**EXERCISE DESCRIPTION**
All lines in which the word "title" occurs are to be extracted.

* * *

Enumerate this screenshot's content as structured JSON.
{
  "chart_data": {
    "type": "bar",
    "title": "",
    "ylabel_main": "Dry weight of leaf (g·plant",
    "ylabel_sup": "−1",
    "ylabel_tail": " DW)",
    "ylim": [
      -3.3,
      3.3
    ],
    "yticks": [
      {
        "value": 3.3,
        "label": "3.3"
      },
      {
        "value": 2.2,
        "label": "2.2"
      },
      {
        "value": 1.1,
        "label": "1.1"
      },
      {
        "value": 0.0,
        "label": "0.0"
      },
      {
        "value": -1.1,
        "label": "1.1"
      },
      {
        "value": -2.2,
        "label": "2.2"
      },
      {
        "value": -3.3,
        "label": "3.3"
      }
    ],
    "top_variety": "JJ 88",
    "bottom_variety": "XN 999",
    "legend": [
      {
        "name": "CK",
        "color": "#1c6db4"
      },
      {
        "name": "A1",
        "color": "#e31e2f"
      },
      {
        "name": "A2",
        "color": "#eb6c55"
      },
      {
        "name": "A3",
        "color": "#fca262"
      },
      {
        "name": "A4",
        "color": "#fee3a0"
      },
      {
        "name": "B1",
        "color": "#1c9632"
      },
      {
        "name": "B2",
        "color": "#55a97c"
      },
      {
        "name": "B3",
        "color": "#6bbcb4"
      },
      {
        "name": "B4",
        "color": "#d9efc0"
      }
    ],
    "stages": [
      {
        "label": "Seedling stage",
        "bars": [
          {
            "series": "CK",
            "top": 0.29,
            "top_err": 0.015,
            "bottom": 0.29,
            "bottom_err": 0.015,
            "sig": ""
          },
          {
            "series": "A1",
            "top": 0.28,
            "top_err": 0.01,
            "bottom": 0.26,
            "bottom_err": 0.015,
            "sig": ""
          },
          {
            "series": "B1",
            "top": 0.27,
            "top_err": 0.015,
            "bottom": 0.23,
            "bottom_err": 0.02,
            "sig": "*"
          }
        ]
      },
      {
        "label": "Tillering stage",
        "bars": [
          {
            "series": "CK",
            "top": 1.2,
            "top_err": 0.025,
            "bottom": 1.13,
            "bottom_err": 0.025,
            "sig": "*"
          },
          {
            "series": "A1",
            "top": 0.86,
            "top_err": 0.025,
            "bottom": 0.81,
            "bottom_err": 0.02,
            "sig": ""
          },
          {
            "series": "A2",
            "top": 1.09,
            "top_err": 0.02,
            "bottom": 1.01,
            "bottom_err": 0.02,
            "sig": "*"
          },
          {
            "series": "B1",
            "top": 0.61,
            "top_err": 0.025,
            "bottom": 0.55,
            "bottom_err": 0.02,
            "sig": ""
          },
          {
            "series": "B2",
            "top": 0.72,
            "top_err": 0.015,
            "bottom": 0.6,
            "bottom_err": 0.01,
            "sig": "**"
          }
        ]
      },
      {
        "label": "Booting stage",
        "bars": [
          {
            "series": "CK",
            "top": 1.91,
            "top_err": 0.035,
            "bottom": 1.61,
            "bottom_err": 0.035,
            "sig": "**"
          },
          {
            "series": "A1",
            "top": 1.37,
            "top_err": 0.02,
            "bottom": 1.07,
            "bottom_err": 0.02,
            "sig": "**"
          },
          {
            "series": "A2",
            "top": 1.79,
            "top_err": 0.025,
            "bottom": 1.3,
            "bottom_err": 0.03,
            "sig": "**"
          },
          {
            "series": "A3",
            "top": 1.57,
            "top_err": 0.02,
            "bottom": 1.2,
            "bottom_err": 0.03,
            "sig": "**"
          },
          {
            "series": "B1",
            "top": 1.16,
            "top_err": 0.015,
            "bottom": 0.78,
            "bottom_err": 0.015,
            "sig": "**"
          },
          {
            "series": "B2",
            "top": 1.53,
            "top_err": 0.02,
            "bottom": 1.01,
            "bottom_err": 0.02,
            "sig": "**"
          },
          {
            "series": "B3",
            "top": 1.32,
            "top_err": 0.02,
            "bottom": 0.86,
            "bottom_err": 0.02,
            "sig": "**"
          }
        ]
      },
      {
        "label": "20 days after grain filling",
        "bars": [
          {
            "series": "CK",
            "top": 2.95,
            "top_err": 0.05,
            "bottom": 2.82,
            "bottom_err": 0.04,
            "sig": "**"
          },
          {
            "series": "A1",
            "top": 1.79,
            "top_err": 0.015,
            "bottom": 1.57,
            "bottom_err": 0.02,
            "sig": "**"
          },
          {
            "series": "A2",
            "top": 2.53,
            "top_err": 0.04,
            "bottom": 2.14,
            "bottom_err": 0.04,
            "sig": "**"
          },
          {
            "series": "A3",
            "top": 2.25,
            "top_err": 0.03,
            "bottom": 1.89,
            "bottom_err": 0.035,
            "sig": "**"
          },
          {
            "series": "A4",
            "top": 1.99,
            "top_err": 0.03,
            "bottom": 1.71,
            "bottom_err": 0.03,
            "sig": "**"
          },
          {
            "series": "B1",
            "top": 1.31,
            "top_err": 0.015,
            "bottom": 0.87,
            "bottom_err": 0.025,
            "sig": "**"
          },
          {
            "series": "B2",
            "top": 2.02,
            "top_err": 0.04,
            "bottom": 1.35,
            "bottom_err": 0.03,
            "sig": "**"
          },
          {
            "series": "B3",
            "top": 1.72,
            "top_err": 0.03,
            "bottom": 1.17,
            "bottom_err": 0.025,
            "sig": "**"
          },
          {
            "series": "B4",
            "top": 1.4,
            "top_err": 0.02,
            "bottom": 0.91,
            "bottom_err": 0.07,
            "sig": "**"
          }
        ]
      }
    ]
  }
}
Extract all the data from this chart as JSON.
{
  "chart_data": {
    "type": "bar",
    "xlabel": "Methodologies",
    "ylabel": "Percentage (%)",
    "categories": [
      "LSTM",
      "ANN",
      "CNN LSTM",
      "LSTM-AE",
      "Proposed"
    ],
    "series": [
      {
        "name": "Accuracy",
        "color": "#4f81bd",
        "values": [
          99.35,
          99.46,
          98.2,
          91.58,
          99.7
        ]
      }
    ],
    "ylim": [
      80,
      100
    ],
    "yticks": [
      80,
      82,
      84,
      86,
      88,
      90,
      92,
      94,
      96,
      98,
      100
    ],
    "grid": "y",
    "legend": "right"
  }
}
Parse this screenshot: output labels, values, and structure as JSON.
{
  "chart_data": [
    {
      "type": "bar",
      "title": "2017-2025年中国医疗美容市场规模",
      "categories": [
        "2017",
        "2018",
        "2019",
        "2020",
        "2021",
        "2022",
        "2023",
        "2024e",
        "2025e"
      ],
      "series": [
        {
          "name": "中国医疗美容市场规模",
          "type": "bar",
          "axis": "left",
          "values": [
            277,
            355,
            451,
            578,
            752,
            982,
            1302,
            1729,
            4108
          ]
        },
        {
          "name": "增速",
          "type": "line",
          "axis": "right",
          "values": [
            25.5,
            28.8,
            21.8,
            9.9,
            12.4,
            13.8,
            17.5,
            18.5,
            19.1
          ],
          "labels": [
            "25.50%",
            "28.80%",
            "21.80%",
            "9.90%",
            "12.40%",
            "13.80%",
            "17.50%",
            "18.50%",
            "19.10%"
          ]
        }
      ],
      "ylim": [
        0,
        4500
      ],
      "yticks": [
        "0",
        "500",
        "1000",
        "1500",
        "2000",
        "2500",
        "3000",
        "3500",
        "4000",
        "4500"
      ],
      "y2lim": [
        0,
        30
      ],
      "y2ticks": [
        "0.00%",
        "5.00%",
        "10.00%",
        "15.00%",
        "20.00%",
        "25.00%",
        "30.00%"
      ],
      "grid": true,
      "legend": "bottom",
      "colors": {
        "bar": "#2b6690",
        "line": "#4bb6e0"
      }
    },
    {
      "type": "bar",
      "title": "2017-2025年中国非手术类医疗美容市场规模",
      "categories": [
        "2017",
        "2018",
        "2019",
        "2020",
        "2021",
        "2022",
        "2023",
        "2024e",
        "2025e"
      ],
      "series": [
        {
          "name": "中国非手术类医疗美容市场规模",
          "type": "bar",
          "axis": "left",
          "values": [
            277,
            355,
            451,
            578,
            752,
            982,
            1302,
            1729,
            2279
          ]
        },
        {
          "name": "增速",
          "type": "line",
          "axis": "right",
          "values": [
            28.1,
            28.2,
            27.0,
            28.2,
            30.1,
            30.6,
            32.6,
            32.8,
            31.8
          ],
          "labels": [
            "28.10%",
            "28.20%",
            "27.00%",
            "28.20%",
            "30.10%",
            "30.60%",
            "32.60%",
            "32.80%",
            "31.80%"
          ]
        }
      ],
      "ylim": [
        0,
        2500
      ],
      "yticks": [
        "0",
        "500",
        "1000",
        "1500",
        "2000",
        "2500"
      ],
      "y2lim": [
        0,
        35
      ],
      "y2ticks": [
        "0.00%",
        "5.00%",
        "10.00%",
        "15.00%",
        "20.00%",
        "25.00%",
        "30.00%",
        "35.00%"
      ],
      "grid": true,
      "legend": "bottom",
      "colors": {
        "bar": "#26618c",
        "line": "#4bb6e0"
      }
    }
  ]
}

* * *

**FINISHED EXERCISE**
    "title": "",
      "title": "2017-2025年中国医疗美容市场规模",
      "title": "2017-2025年中国非手术类医疗美容市场规模",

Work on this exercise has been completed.